* [TASKS TO PERFORM]
- A) Copy word for word the part of the article on China's new e-commerce law that runs from "These changes could" up to and including "experience, Jin explains.".
- B) Which companies and organizations does the article on China's new e-commerce law name? List every one.
- C) Extend the article on China's new e-commerce law from the point where it stops.
-------- TEXT UNDER STUDY
For the likes of Taobao and Pinduoduo, more C2C players, however, the new ruling could mean a significant blow to their revenues. But Wu at Dentsu Aegis says from a brand equity perspective, the long-term could be promising as these platforms shed their associations with substandard products, particularly as they look to grow outside of China.
“The issue arises from the increasing sophistication of online customers, together with the need for China to scale beyond its borders from an e-commerce perspective,” he says.
These changes could also lead to higher prices for consumers, but Cindy Jin, director of e-commerce at Reprise China, points out that China’s e-commerce platforms moved beyond simply competing on price alone a while ago, reflecting “the evolution in Chinese consumption”.
“We will likely see some impact on pricing [with the new law]. But major Chinese e-commerce players no longer fight on price only, especially as a lot of brands are going omni-channel” and seeking to engage consumers through experience, Jin explains.
Campaign approached Alibaba and Tencent for comment regarding the new law. An Alibaba spokesperson said the company has been closely following its development, and that "we hope the introduction of the new law will bring positive development to the industry".
Big brand windfall
While they may be tough on the small sellers, these new regulations are music to the ears of big brands whose profits have been undercut by counterfeit products for years. This is especially true for luxury brands, as the e-commerce law is also expected to take the hammer to another of China’s e-commerce idiosyncrasies: the ‘daigou’ – people who shop overseas on behalf of consumers in China.
----------------
-------- GIVEN INFORMATION
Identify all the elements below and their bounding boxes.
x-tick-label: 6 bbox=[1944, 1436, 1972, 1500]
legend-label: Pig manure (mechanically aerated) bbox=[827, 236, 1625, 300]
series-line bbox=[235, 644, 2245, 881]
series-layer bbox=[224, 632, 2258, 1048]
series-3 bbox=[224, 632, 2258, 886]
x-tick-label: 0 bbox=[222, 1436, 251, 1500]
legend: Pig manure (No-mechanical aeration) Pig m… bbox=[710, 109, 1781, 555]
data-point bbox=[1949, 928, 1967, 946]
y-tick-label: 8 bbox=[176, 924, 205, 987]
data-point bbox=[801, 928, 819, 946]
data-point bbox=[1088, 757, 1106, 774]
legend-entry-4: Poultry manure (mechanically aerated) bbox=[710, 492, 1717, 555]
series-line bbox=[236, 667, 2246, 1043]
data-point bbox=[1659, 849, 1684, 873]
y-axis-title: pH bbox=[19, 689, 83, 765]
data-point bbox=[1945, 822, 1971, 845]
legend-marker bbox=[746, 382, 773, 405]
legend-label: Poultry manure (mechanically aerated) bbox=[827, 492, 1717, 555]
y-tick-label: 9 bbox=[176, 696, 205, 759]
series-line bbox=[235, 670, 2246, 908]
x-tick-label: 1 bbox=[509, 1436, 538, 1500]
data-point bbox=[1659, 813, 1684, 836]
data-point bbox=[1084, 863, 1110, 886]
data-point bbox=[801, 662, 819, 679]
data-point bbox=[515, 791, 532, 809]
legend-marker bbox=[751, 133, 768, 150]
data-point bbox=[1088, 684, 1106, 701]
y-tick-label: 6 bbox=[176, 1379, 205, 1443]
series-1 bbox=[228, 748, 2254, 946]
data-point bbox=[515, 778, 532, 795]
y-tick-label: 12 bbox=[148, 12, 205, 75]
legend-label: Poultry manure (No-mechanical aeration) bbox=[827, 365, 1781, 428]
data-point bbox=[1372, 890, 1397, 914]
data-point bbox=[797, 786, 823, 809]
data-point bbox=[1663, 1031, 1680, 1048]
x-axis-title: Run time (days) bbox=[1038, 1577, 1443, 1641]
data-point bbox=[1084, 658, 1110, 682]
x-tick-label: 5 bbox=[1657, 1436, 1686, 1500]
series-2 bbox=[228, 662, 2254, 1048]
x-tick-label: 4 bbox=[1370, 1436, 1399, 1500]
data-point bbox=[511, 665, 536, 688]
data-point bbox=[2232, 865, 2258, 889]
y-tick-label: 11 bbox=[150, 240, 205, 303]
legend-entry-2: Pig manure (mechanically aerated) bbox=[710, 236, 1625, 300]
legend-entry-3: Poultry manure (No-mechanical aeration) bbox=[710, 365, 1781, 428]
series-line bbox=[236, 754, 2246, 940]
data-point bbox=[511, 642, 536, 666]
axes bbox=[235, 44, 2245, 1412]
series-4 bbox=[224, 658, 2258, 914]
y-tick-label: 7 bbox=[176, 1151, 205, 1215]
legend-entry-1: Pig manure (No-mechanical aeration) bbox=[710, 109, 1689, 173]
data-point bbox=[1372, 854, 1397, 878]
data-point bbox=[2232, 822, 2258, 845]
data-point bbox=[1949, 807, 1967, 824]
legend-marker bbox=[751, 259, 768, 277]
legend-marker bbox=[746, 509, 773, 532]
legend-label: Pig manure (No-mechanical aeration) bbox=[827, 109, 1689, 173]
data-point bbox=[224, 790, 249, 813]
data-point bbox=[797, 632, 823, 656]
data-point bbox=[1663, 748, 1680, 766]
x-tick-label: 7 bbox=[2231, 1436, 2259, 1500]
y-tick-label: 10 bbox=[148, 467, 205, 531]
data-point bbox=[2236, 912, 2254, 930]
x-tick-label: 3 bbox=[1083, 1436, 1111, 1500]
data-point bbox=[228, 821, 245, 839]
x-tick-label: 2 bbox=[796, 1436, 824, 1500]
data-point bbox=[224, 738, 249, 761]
----------------
* [WRITTEN RESPONSES]
- A)
These changes could also lead to higher prices for consumers, but Cindy Jin, director of e-commerce at Reprise China, points out that China’s e-commerce platforms moved beyond simply competing on price alone a while ago, reflecting “the evolution in Chinese consumption”.
“We will likely see some impact on pricing [with the new law]. But major Chinese e-commerce players no longer fight on price only, especially as a lot of brands are going omni-channel” and seeking to engage consumers through experience, Jin explains.

- B) Taobao, Pinduoduo, Dentsu Aegis, Reprise China, Campaign, Alibaba, Tencent

- C)
Now that these daigou services will be taxed, Meng estimates around 75% could stop operating. “This will impact the ‘grey’ e-commerce industry and open up opportunities for foreign luxury brands to invest in e-commerce in China with more confidence,” she opines.
Even more granular changes stand to benefit big brands, such as a new financial penalty for sellers that delete negative reviews or buy fake reviews. Without this distraction, brands can further leverage Chinese social media campaigns to generate and promote genuine positive feedback, reinforcing their brand equity online.
So what do large, foreign brands looking to capitalise on the new law need to do? According to Wu, not a lot.
“Many foreign brands have been looking at how delivery, costs and disputes work as part of an overall branding strategy for a long time,” he explains. Because they operate globally, they follow international standards for the sale of products online.
While the new law is generally very good news for big brands, John Pabon, founder at Fulcrum Strategic Advisors, cautions brands against being too complacent given how quickly China’s economic outlook can change.
“Today the new e-commerce law is targeting smaller mom-and-pops and the counterfeit sellers, but next year, it might target MNCs for not having transparent supply chains or fair pricing, for example,” he warns. “So it’s important from the brand positioning and marketing perspectives to get ahead of newer regulations in future, and actively use marketing to do so.”
The changes to China’s e-commerce outlook from 1 January are fundamental and could upend the system as it currently stands. Many may rail against the potentially huge cost to small sellers and even some of the big e-commerce players themselves.
But in many ways, this new law is simply the cost of upgrading China’s e-commerce system at a time when the country pivots from a manufacturing to a service-led economy and looks to take its platforms global. The e-commerce gold rush may well be over, but there’s still plenty for brands and marketers to be excited about.
“Chinese e-commerce has come of age,” Wu states aptly. “These laws primarily safeguard consumers who expect e-commerce to deliver on the tenets of retail philosophy. E-commerce strategies that focus on the overall consumer experience will always win.”
Jenny Chan contributed reporting to this article.